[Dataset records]
##############################
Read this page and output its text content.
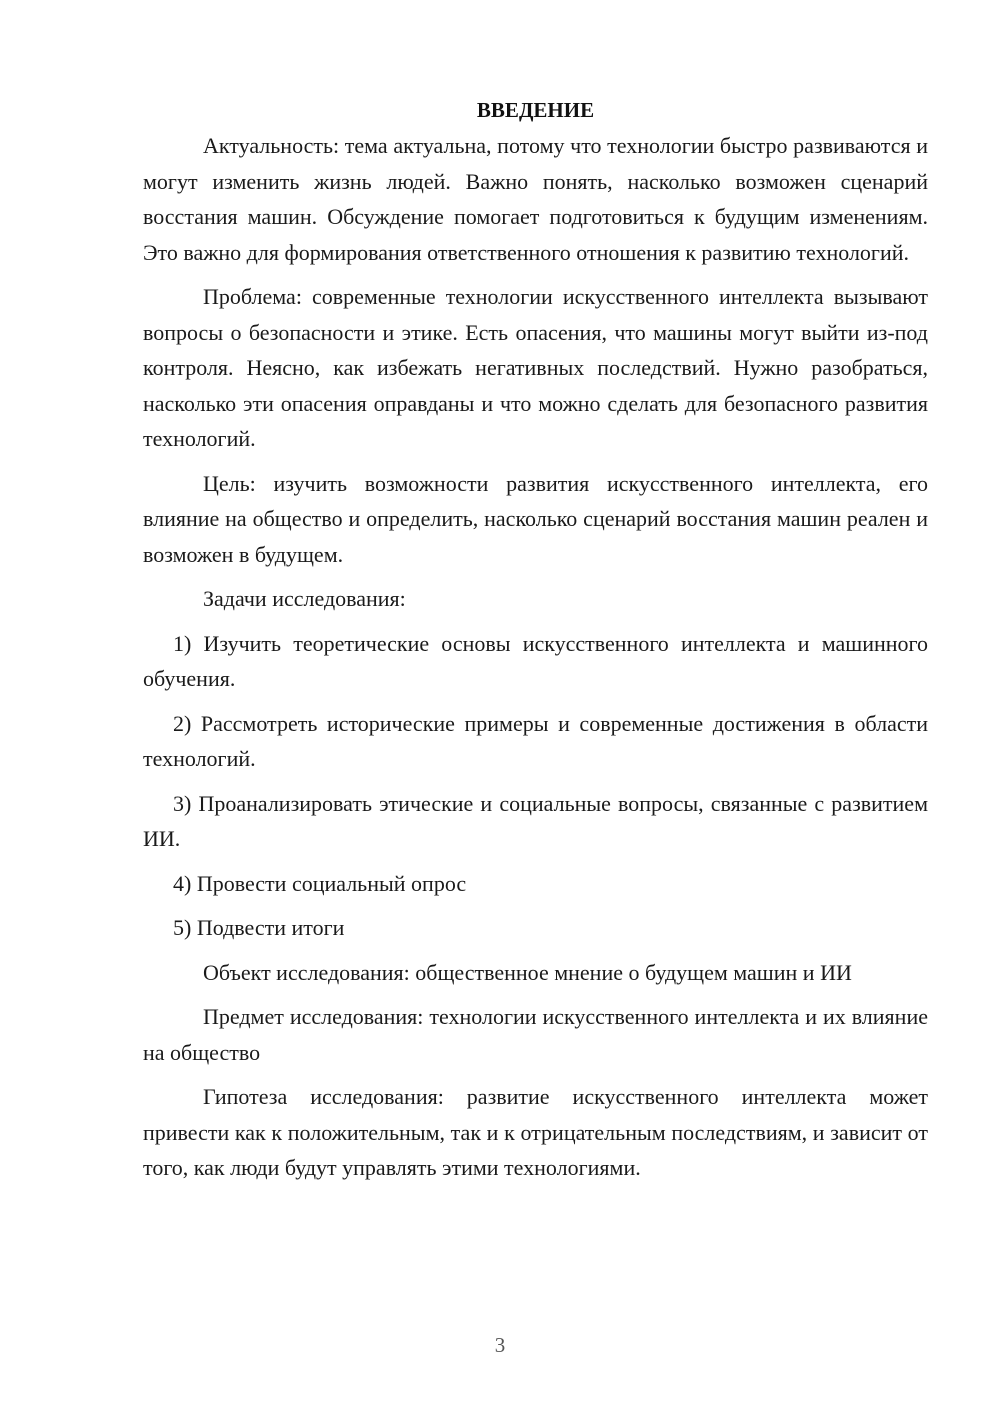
ВВЕДЕНИЕ

Актуальность: тема актуальна, потому что технологии быстро развиваются и могут изменить жизнь людей. Важно понять, насколько возможен сценарий восстания машин. Обсуждение помогает подготовиться к будущим изменениям. Это важно для формирования ответственного отношения к развитию технологий.

Проблема: современные технологии искусственного интеллекта вызывают вопросы о безопасности и этике. Есть опасения, что машины могут выйти из-под контроля. Неясно, как избежать негативных последствий. Нужно разобраться, насколько эти опасения оправданы и что можно сделать для безопасного развития технологий.

Цель: изучить возможности развития искусственного интеллекта, его влияние на общество и определить, насколько сценарий восстания машин реален и возможен в будущем.

Задачи исследования:

1) Изучить теоретические основы искусственного интеллекта и машинного обучения.

2) Рассмотреть исторические примеры и современные достижения в области технологий.

3) Проанализировать этические и социальные вопросы, связанные с развитием ИИ.

4) Провести социальный опрос

5) Подвести итоги

Объект исследования: общественное мнение о будущем машин и ИИ

Предмет исследования: технологии искусственного интеллекта и их влияние на общество

Гипотеза исследования: развитие искусственного интеллекта может привести как к положительным, так и к отрицательным последствиям, и зависит от того, как люди будут управлять этими технологиями.

3
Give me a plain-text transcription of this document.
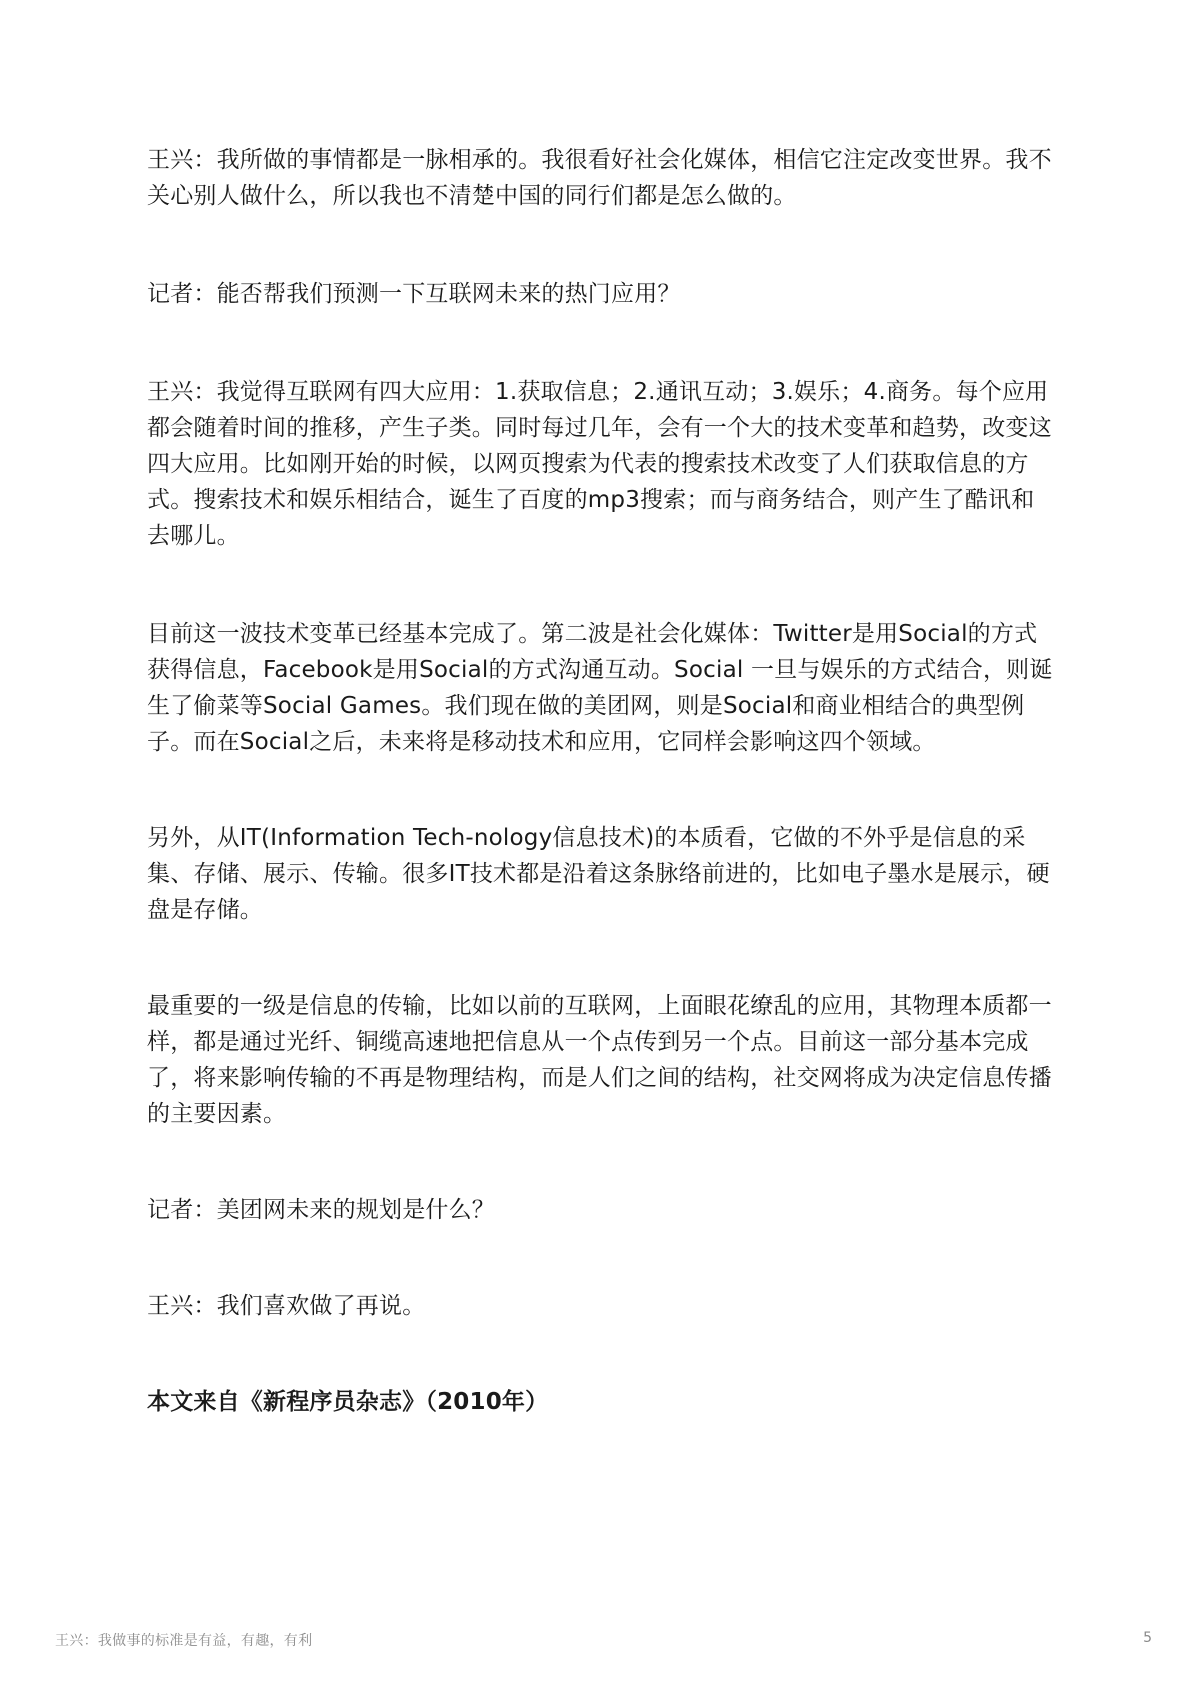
王兴：我所做的事情都是一脉相承的。我很看好社会化媒体，相信它注定改变世界。我不关心别人做什么，所以我也不清楚中国的同行们都是怎么做的。

记者：能否帮我们预测一下互联网未来的热门应用？

王兴：我觉得互联网有四大应用：1.获取信息；2.通讯互动；3.娱乐；4.商务。每个应用都会随着时间的推移，产生子类。同时每过几年，会有一个大的技术变革和趋势，改变这四大应用。比如刚开始的时候，以网页搜索为代表的搜索技术改变了人们获取信息的方式。搜索技术和娱乐相结合，诞生了百度的mp3搜索；而与商务结合，则产生了酷讯和去哪儿。

目前这一波技术变革已经基本完成了。第二波是社会化媒体：Twitter是用Social的方式获得信息，Facebook是用Social的方式沟通互动。Social 一旦与娱乐的方式结合，则诞生了偷菜等Social Games。我们现在做的美团网，则是Social和商业相结合的典型例子。而在Social之后，未来将是移动技术和应用，它同样会影响这四个领域。

另外，从IT(Information Tech-nology信息技术)的本质看，它做的不外乎是信息的采集、存储、展示、传输。很多IT技术都是沿着这条脉络前进的，比如电子墨水是展示，硬盘是存储。

最重要的一级是信息的传输，比如以前的互联网，上面眼花缭乱的应用，其物理本质都一样，都是通过光纤、铜缆高速地把信息从一个点传到另一个点。目前这一部分基本完成了，将来影响传输的不再是物理结构，而是人们之间的结构，社交网将成为决定信息传播的主要因素。

记者：美团网未来的规划是什么？

王兴：我们喜欢做了再说。

本文来自《新程序员杂志》（2010年）

王兴：我做事的标准是有益，有趣，有利	5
##############################
▸ Exercise details
Repeat the listing in full and exactly. Do not include any images.

▸ Finished answer
Read this page and output its text content.
ВВЕДЕНИЕ

Актуальность: тема актуальна, потому что технологии быстро развиваются и могут изменить жизнь людей. Важно понять, насколько возможен сценарий восстания машин. Обсуждение помогает подготовиться к будущим изменениям. Это важно для формирования ответственного отношения к развитию технологий.

Проблема: современные технологии искусственного интеллекта вызывают вопросы о безопасности и этике. Есть опасения, что машины могут выйти из-под контроля. Неясно, как избежать негативных последствий. Нужно разобраться, насколько эти опасения оправданы и что можно сделать для безопасного развития технологий.

Цель: изучить возможности развития искусственного интеллекта, его влияние на общество и определить, насколько сценарий восстания машин реален и возможен в будущем.

Задачи исследования:

1) Изучить теоретические основы искусственного интеллекта и машинного обучения.

2) Рассмотреть исторические примеры и современные достижения в области технологий.

3) Проанализировать этические и социальные вопросы, связанные с развитием ИИ.

4) Провести социальный опрос

5) Подвести итоги

Объект исследования: общественное мнение о будущем машин и ИИ

Предмет исследования: технологии искусственного интеллекта и их влияние на общество

Гипотеза исследования: развитие искусственного интеллекта может привести как к положительным, так и к отрицательным последствиям, и зависит от того, как люди будут управлять этими технологиями.

3
Give me a plain-text transcription of this document.
王兴：我所做的事情都是一脉相承的。我很看好社会化媒体，相信它注定改变世界。我不关心别人做什么，所以我也不清楚中国的同行们都是怎么做的。

记者：能否帮我们预测一下互联网未来的热门应用？

王兴：我觉得互联网有四大应用：1.获取信息；2.通讯互动；3.娱乐；4.商务。每个应用都会随着时间的推移，产生子类。同时每过几年，会有一个大的技术变革和趋势，改变这四大应用。比如刚开始的时候，以网页搜索为代表的搜索技术改变了人们获取信息的方式。搜索技术和娱乐相结合，诞生了百度的mp3搜索；而与商务结合，则产生了酷讯和去哪儿。

目前这一波技术变革已经基本完成了。第二波是社会化媒体：Twitter是用Social的方式获得信息，Facebook是用Social的方式沟通互动。Social 一旦与娱乐的方式结合，则诞生了偷菜等Social Games。我们现在做的美团网，则是Social和商业相结合的典型例子。而在Social之后，未来将是移动技术和应用，它同样会影响这四个领域。

另外，从IT(Information Tech-nology信息技术)的本质看，它做的不外乎是信息的采集、存储、展示、传输。很多IT技术都是沿着这条脉络前进的，比如电子墨水是展示，硬盘是存储。

最重要的一级是信息的传输，比如以前的互联网，上面眼花缭乱的应用，其物理本质都一样，都是通过光纤、铜缆高速地把信息从一个点传到另一个点。目前这一部分基本完成了，将来影响传输的不再是物理结构，而是人们之间的结构，社交网将成为决定信息传播的主要因素。

记者：美团网未来的规划是什么？

王兴：我们喜欢做了再说。

本文来自《新程序员杂志》（2010年）

王兴：我做事的标准是有益，有趣，有利	5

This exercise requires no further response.